SET EXERCISE — Your task is to copy each line that has the word "SGPA".

* * *

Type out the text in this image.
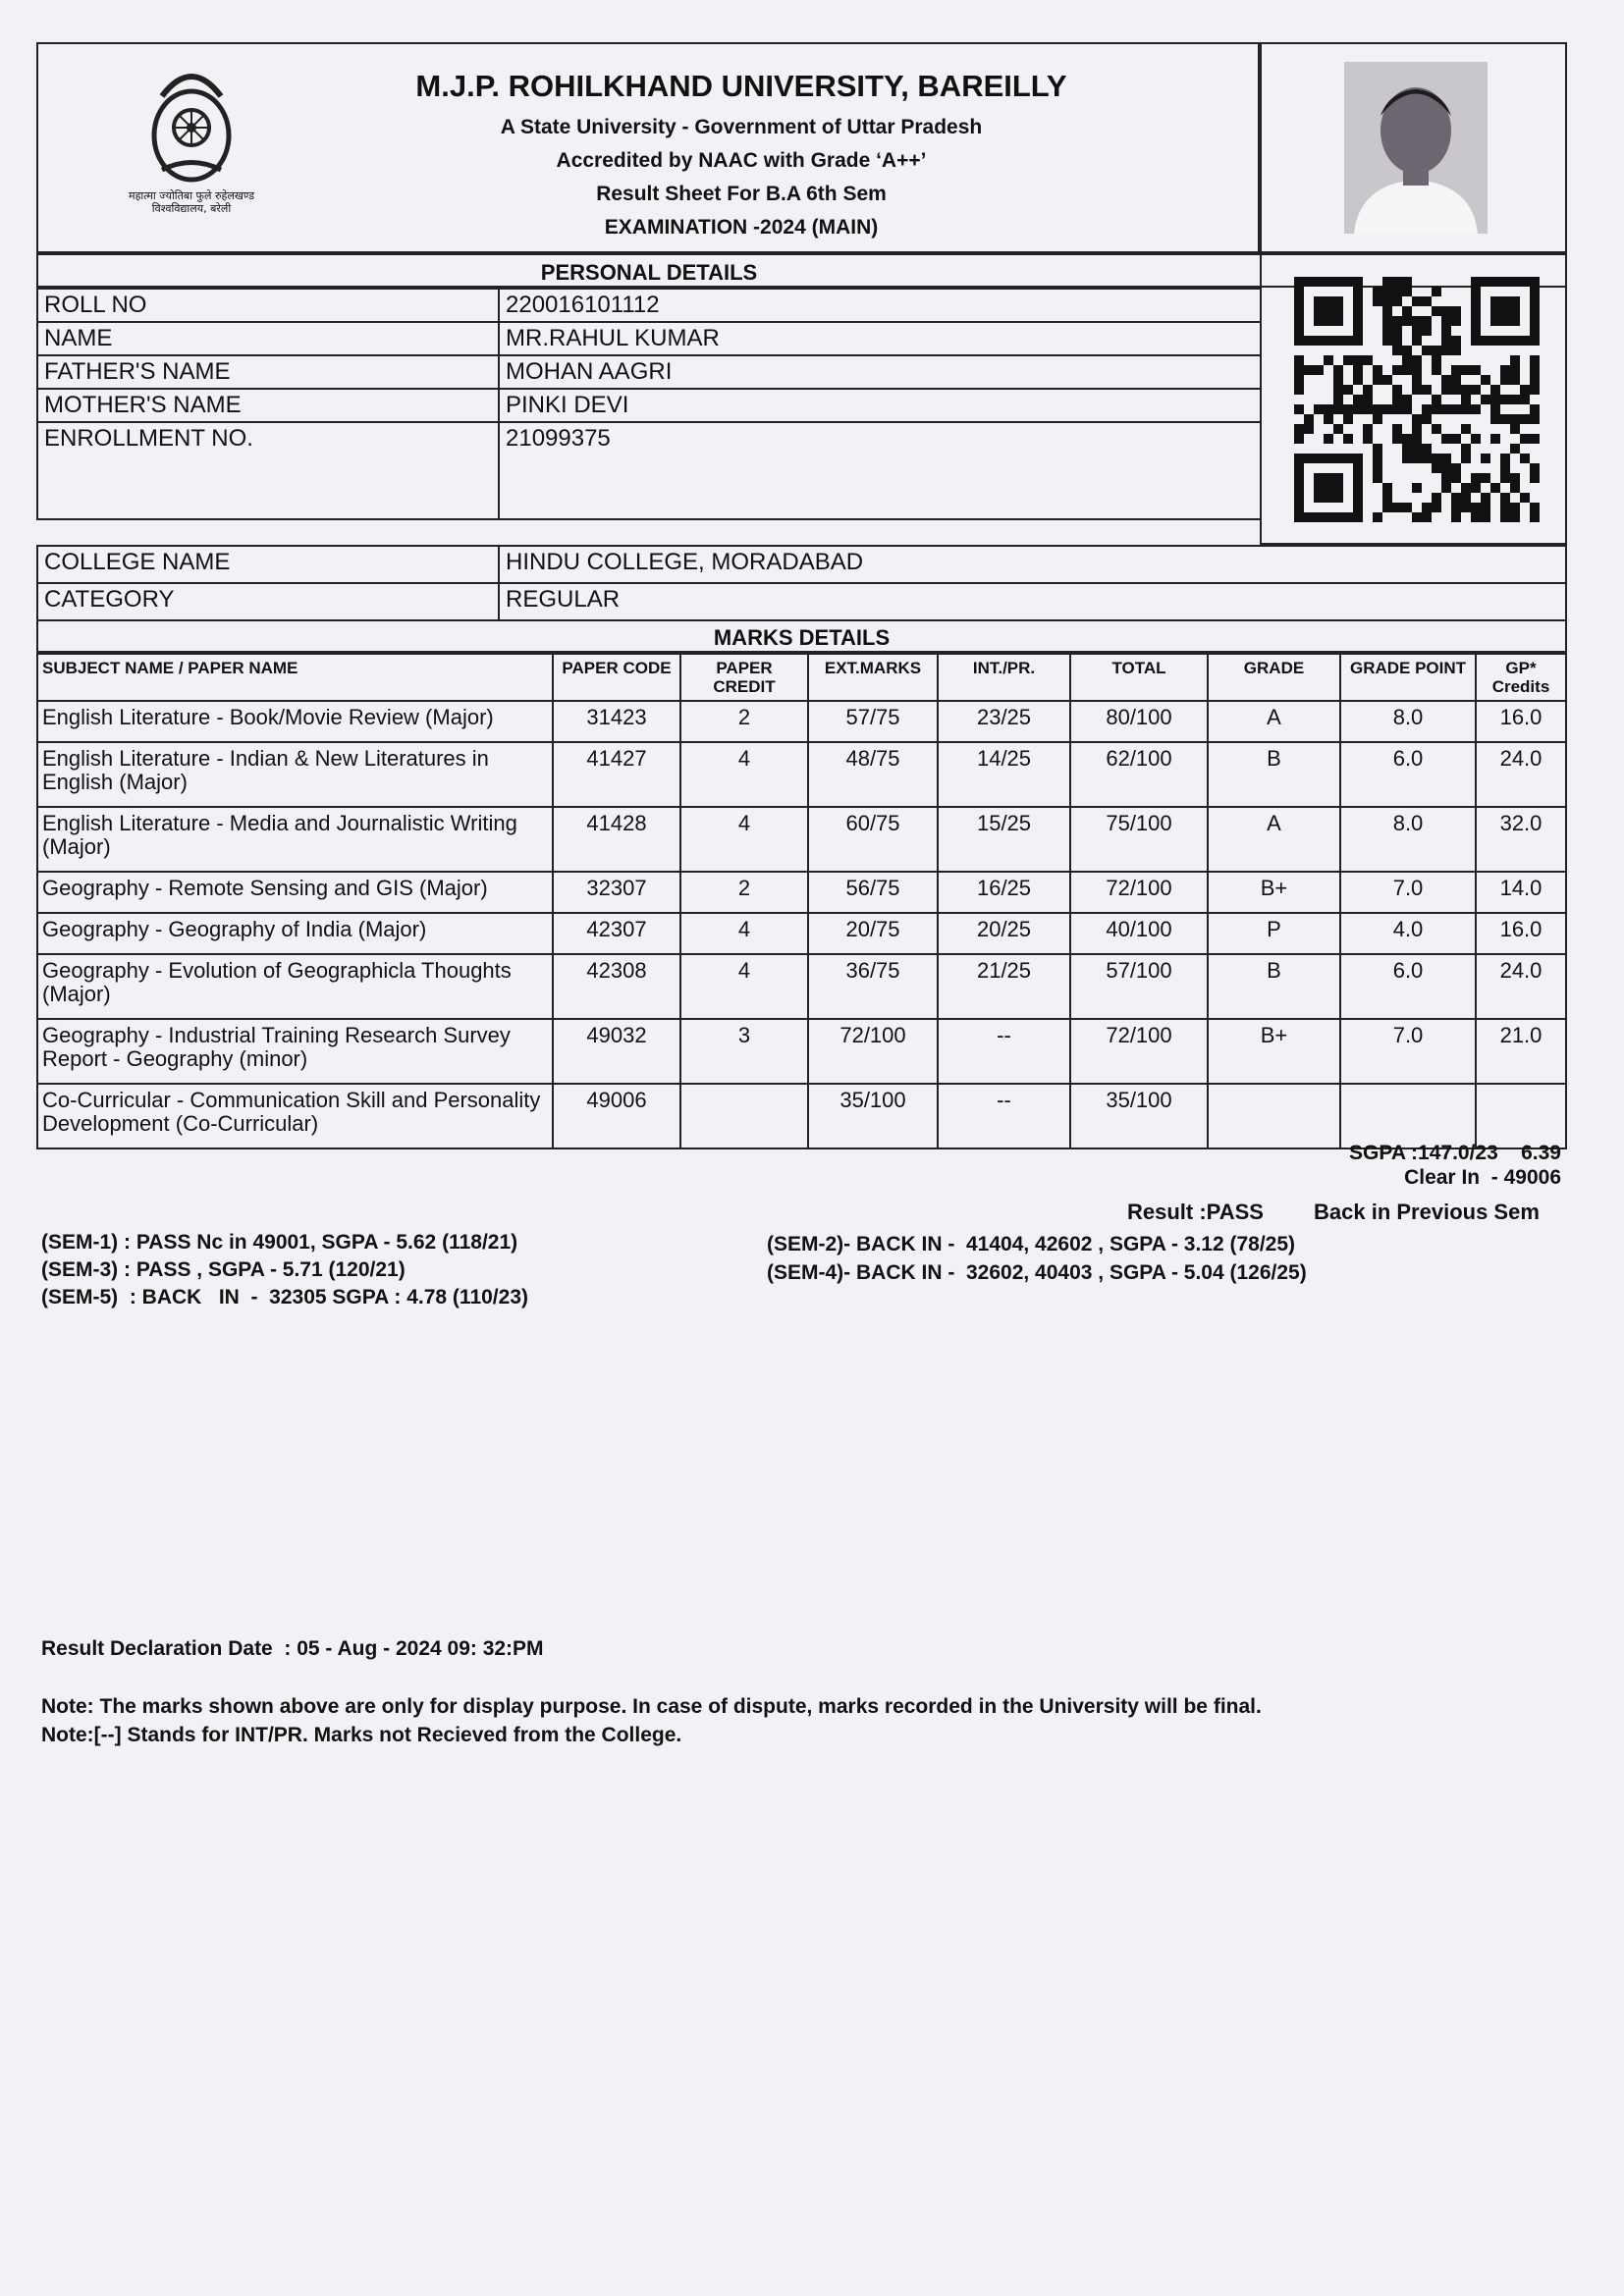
महात्मा ज्योतिबा फुले रुहेलखण्ड विश्वविद्यालय, बरेली
M.J.P. ROHILKHAND UNIVERSITY, BAREILLY
A State University - Government of Uttar Pradesh
Accredited by NAAC with Grade ‘A++’
Result Sheet For B.A 6th Sem
EXAMINATION -2024 (MAIN)
PERSONAL DETAILS
ROLL NO	220016101112
NAME	MR.RAHUL KUMAR
FATHER'S NAME	MOHAN AAGRI
MOTHER'S NAME	PINKI DEVI
ENROLLMENT NO.	21099375
COLLEGE NAME	HINDU COLLEGE, MORADABAD
CATEGORY	REGULAR
MARKS DETAILS
SUBJECT NAME / PAPER NAME	PAPER CODE	PAPER CREDIT	EXT.MARKS	INT./PR.	TOTAL	GRADE	GRADE POINT	GP* Credits
English Literature - Book/Movie Review (Major)	31423	2	57/75	23/25	80/100	A	8.0	16.0
English Literature - Indian & New Literatures in English (Major)	41427	4	48/75	14/25	62/100	B	6.0	24.0
English Literature - Media and Journalistic Writing (Major)	41428	4	60/75	15/25	75/100	A	8.0	32.0
Geography - Remote Sensing and GIS (Major)	32307	2	56/75	16/25	72/100	B+	7.0	14.0
Geography - Geography of India (Major)	42307	4	20/75	20/25	40/100	P	4.0	16.0
Geography - Evolution of Geographicla Thoughts (Major)	42308	4	36/75	21/25	57/100	B	6.0	24.0
Geography - Industrial Training Research Survey Report - Geography (minor)	49032	3	72/100	--	72/100	B+	7.0	21.0
Co-Curricular - Communication Skill and Personality Development (Co-Curricular)	49006		35/100	--	35/100			
SGPA :147.0/23    6.39
Clear In  - 49006
Result :PASS Back in Previous Sem
(SEM-1) : PASS Nc in 49001, SGPA - 5.62 (118/21)
(SEM-3) : PASS , SGPA - 5.71 (120/21)
(SEM-5)  : BACK   IN  -  32305 SGPA : 4.78 (110/23)
(SEM-2)- BACK IN -  41404, 42602 , SGPA - 3.12 (78/25)
(SEM-4)- BACK IN -  32602, 40403 , SGPA - 5.04 (126/25)
Result Declaration Date  : 05 - Aug - 2024 09: 32:PM
Note: The marks shown above are only for display purpose. In case of dispute, marks recorded in the University will be final.
Note:[--] Stands for INT/PR. Marks not Recieved from the College.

* * *

PROBLEM SOLUTION —
SGPA :147.0/23    6.39
(SEM-1) : PASS Nc in 49001, SGPA - 5.62 (118/21)
(SEM-3) : PASS , SGPA - 5.71 (120/21)
(SEM-5)  : BACK   IN  -  32305 SGPA : 4.78 (110/23)
(SEM-2)- BACK IN -  41404, 42602 , SGPA - 3.12 (78/25)
(SEM-4)- BACK IN -  32602, 40403 , SGPA - 5.04 (126/25)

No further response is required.